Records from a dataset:
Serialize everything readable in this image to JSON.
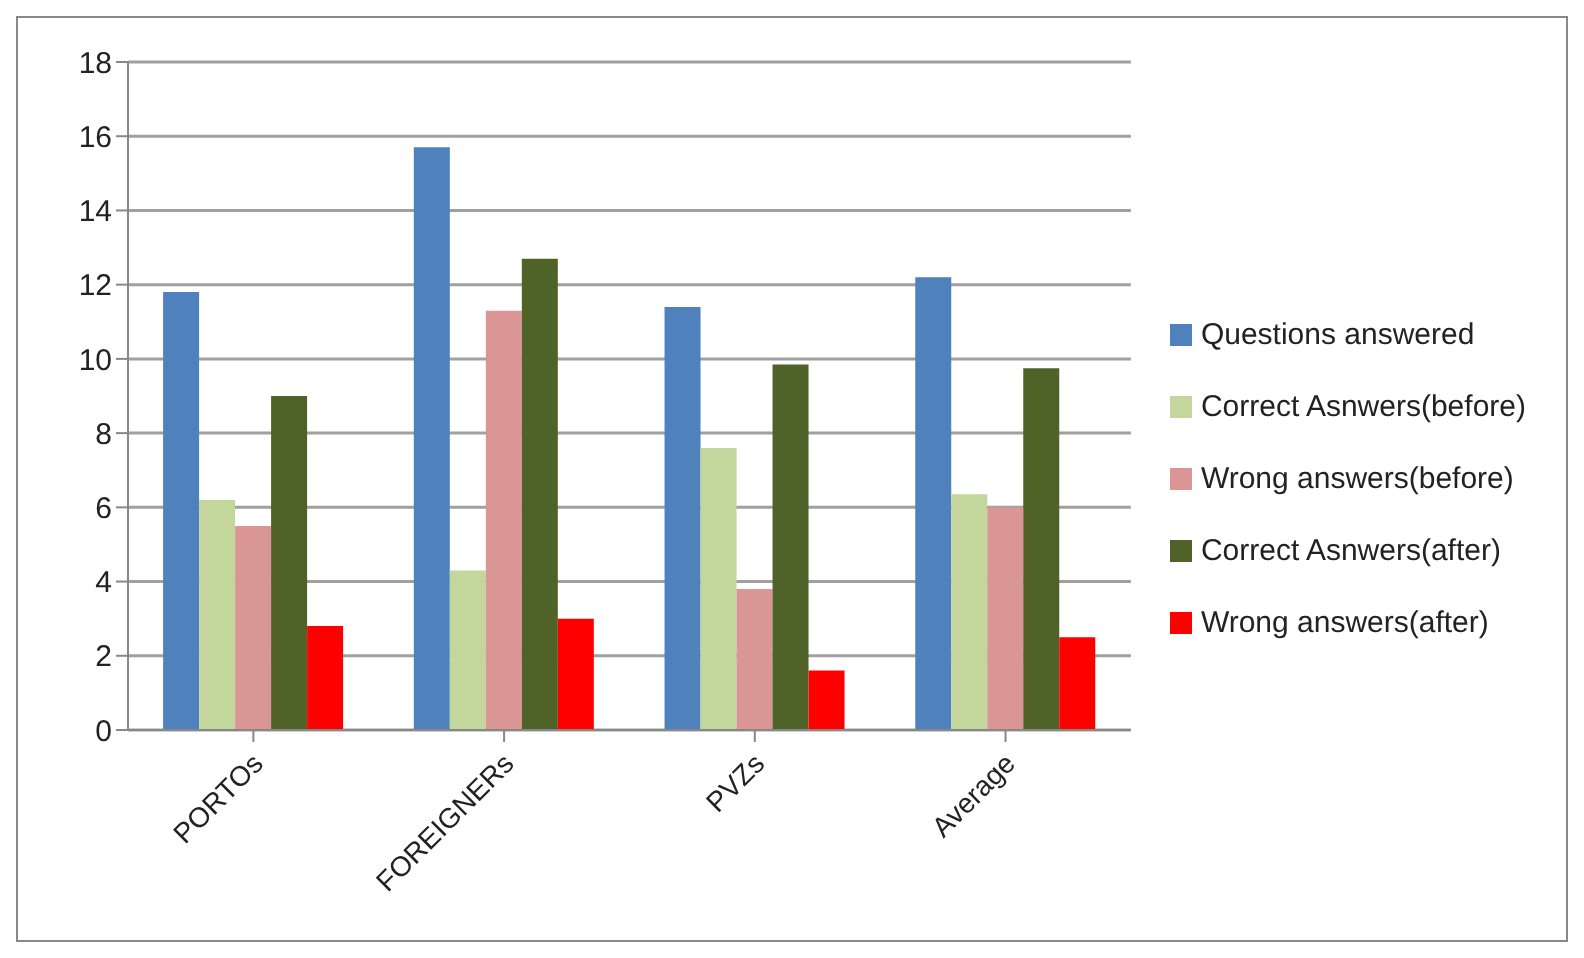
{
  "chart_data": {
    "type": "bar",
    "categories": [
      "PORTOs",
      "FOREIGNERs",
      "PVZs",
      "Average"
    ],
    "series": [
      {
        "name": "Questions answered",
        "color": "#4f81bd",
        "values": [
          11.8,
          15.7,
          11.4,
          12.2
        ]
      },
      {
        "name": "Correct Asnwers(before)",
        "color": "#c3d69b",
        "values": [
          6.2,
          4.3,
          7.6,
          6.35
        ]
      },
      {
        "name": "Wrong answers(before)",
        "color": "#d99694",
        "values": [
          5.5,
          11.3,
          3.8,
          6.0
        ]
      },
      {
        "name": "Correct Asnwers(after)",
        "color": "#4f6228",
        "values": [
          9.0,
          12.7,
          9.85,
          9.75
        ]
      },
      {
        "name": "Wrong answers(after)",
        "color": "#ff0000",
        "values": [
          2.8,
          3.0,
          1.6,
          2.5
        ]
      }
    ],
    "ylim": [
      0,
      18
    ],
    "yticks": [
      0,
      2,
      4,
      6,
      8,
      10,
      12,
      14,
      16,
      18
    ],
    "grid": "y",
    "legend": "right"
  }
}
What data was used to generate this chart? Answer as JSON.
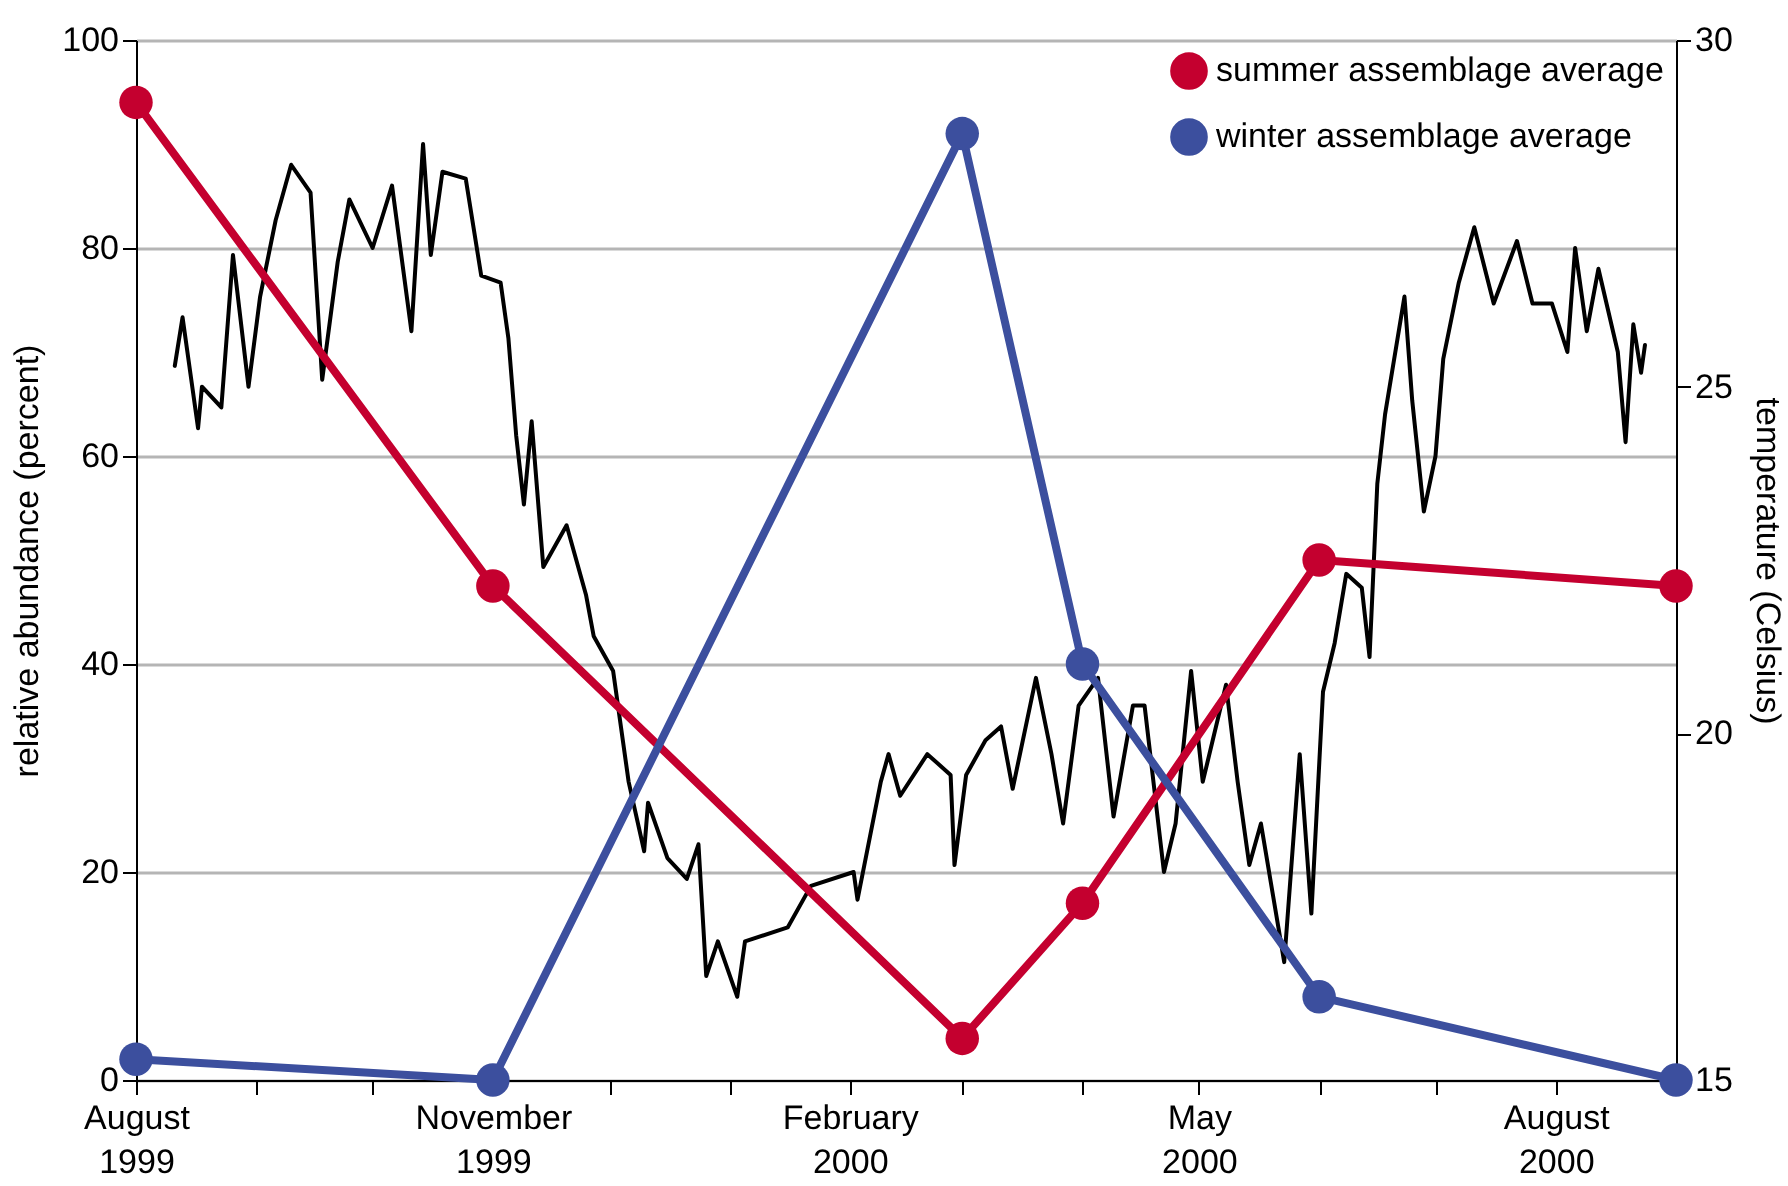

**Problem description:** Copy all lines from the material that hold "Asnwers".

**Answer to this exercise:**
        "name": "Correct Asnwers(before)",
        "name": "Correct Asnwers(after)",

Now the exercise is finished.